RECORDS FOR PROCESSING start

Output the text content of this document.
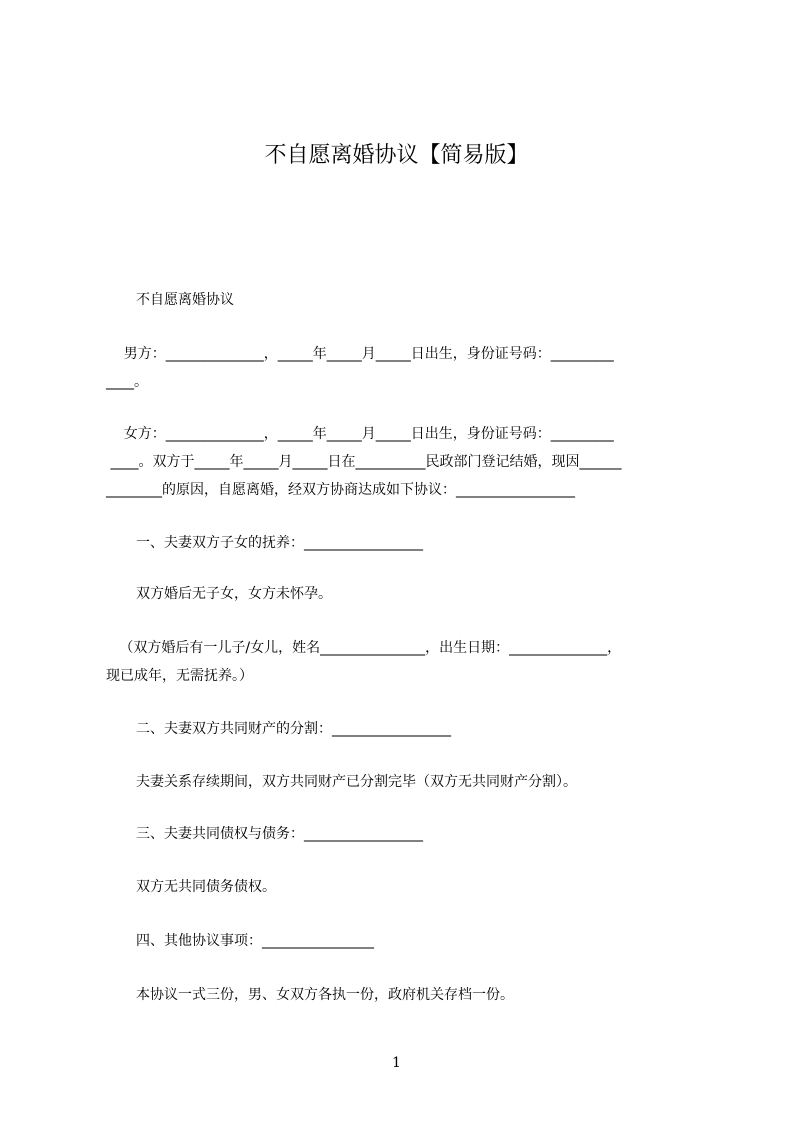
不自愿离婚协议【简易版】
不自愿离婚协议
男方：______________，_____年_____月_____日出生，身份证号码：_________
____。
女方：______________，_____年_____月_____日出生，身份证号码：_________
____。双方于_____年_____月_____日在__________民政部门登记结婚，现因______
________的原因，自愿离婚，经双方协商达成如下协议：_________________
一、夫妻双方子女的抚养：_________________
双方婚后无子女，女方未怀孕。
（双方婚后有一儿子/女儿，姓名_______________，出生日期：______________，
现已成年，无需抚养。）
二、夫妻双方共同财产的分割：_________________
夫妻关系存续期间，双方共同财产已分割完毕（双方无共同财产分割）。
三、夫妻共同债权与债务：_________________
双方无共同债务债权。
四、其他协议事项：________________
本协议一式三份，男、女双方各执一份，政府机关存档一份。
1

RECORDS FOR PROCESSING end

◆ TASK DESCRIPTION
Transcribe the records verbatim and omit the images.

◆ EXPECTED OUTPUT
Output the text content of this document.
不自愿离婚协议【简易版】
不自愿离婚协议
男方：______________，_____年_____月_____日出生，身份证号码：_________
____。
女方：______________，_____年_____月_____日出生，身份证号码：_________
____。双方于_____年_____月_____日在__________民政部门登记结婚，现因______
________的原因，自愿离婚，经双方协商达成如下协议：_________________
一、夫妻双方子女的抚养：_________________
双方婚后无子女，女方未怀孕。
（双方婚后有一儿子/女儿，姓名_______________，出生日期：______________，
现已成年，无需抚养。）
二、夫妻双方共同财产的分割：_________________
夫妻关系存续期间，双方共同财产已分割完毕（双方无共同财产分割）。
三、夫妻共同债权与债务：_________________
双方无共同债务债权。
四、其他协议事项：________________
本协议一式三份，男、女双方各执一份，政府机关存档一份。
1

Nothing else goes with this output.